| DIRECTION |
Please transcribe the records precisely; pictures stay out of your copy.

| EXCERPTED DATA |

□ □ □

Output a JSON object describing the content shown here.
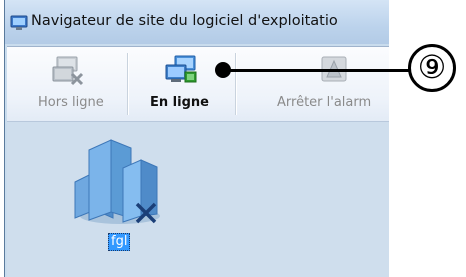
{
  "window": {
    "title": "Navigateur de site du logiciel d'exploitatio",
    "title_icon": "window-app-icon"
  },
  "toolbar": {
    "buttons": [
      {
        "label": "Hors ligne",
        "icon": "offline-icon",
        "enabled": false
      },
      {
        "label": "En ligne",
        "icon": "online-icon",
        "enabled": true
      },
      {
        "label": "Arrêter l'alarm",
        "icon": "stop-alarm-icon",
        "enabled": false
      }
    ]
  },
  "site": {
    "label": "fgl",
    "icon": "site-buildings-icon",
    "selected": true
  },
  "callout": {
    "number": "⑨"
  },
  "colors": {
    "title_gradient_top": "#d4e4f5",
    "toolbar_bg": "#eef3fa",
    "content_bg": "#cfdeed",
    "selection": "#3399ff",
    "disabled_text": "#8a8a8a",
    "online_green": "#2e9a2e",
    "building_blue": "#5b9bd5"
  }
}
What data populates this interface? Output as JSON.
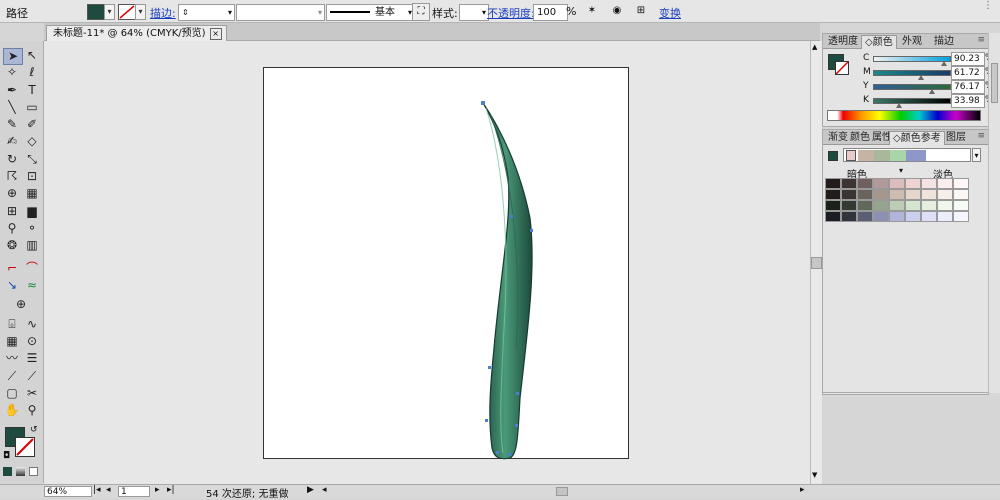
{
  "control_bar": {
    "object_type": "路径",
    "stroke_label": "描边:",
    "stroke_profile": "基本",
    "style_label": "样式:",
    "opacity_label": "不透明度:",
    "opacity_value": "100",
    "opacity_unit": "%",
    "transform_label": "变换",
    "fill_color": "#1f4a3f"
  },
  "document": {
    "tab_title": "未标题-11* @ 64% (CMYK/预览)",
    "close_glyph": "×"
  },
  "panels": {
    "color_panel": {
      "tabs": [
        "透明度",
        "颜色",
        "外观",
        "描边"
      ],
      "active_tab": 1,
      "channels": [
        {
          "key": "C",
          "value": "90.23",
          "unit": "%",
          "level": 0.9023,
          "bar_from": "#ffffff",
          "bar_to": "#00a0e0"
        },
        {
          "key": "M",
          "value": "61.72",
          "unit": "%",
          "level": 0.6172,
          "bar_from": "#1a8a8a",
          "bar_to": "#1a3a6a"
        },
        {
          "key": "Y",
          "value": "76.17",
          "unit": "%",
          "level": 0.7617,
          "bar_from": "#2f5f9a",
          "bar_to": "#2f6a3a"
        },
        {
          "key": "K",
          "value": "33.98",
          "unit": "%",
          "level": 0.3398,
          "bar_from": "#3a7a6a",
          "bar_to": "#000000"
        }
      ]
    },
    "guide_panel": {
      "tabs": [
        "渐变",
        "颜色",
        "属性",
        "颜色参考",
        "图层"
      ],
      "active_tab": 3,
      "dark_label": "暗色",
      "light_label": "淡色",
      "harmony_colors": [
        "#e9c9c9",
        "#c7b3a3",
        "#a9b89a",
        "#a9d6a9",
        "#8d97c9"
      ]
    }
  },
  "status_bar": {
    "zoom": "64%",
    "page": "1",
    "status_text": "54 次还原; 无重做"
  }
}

□ □ □

| ANSWER TO THIS EXERCISE |
Output a JSON object describing the content shown here.
{
  "window": {
    "title": "Navigateur de site du logiciel d'exploitatio",
    "title_icon": "window-app-icon"
  },
  "toolbar": {
    "buttons": [
      {
        "label": "Hors ligne",
        "icon": "offline-icon",
        "enabled": false
      },
      {
        "label": "En ligne",
        "icon": "online-icon",
        "enabled": true
      },
      {
        "label": "Arrêter l'alarm",
        "icon": "stop-alarm-icon",
        "enabled": false
      }
    ]
  },
  "site": {
    "label": "fgl",
    "icon": "site-buildings-icon",
    "selected": true
  },
  "callout": {
    "number": "⑨"
  },
  "colors": {
    "title_gradient_top": "#d4e4f5",
    "toolbar_bg": "#eef3fa",
    "content_bg": "#cfdeed",
    "selection": "#3399ff",
    "disabled_text": "#8a8a8a",
    "online_green": "#2e9a2e",
    "building_blue": "#5b9bd5"
  }
}
What data populates this interface? Output as JSON.
{
  "control_bar": {
    "object_type": "路径",
    "stroke_label": "描边:",
    "stroke_profile": "基本",
    "style_label": "样式:",
    "opacity_label": "不透明度:",
    "opacity_value": "100",
    "opacity_unit": "%",
    "transform_label": "变换",
    "fill_color": "#1f4a3f"
  },
  "document": {
    "tab_title": "未标题-11* @ 64% (CMYK/预览)",
    "close_glyph": "×"
  },
  "panels": {
    "color_panel": {
      "tabs": [
        "透明度",
        "颜色",
        "外观",
        "描边"
      ],
      "active_tab": 1,
      "channels": [
        {
          "key": "C",
          "value": "90.23",
          "unit": "%",
          "level": 0.9023,
          "bar_from": "#ffffff",
          "bar_to": "#00a0e0"
        },
        {
          "key": "M",
          "value": "61.72",
          "unit": "%",
          "level": 0.6172,
          "bar_from": "#1a8a8a",
          "bar_to": "#1a3a6a"
        },
        {
          "key": "Y",
          "value": "76.17",
          "unit": "%",
          "level": 0.7617,
          "bar_from": "#2f5f9a",
          "bar_to": "#2f6a3a"
        },
        {
          "key": "K",
          "value": "33.98",
          "unit": "%",
          "level": 0.3398,
          "bar_from": "#3a7a6a",
          "bar_to": "#000000"
        }
      ]
    },
    "guide_panel": {
      "tabs": [
        "渐变",
        "颜色",
        "属性",
        "颜色参考",
        "图层"
      ],
      "active_tab": 3,
      "dark_label": "暗色",
      "light_label": "淡色",
      "harmony_colors": [
        "#e9c9c9",
        "#c7b3a3",
        "#a9b89a",
        "#a9d6a9",
        "#8d97c9"
      ]
    }
  },
  "status_bar": {
    "zoom": "64%",
    "page": "1",
    "status_text": "54 次还原; 无重做"
  }
}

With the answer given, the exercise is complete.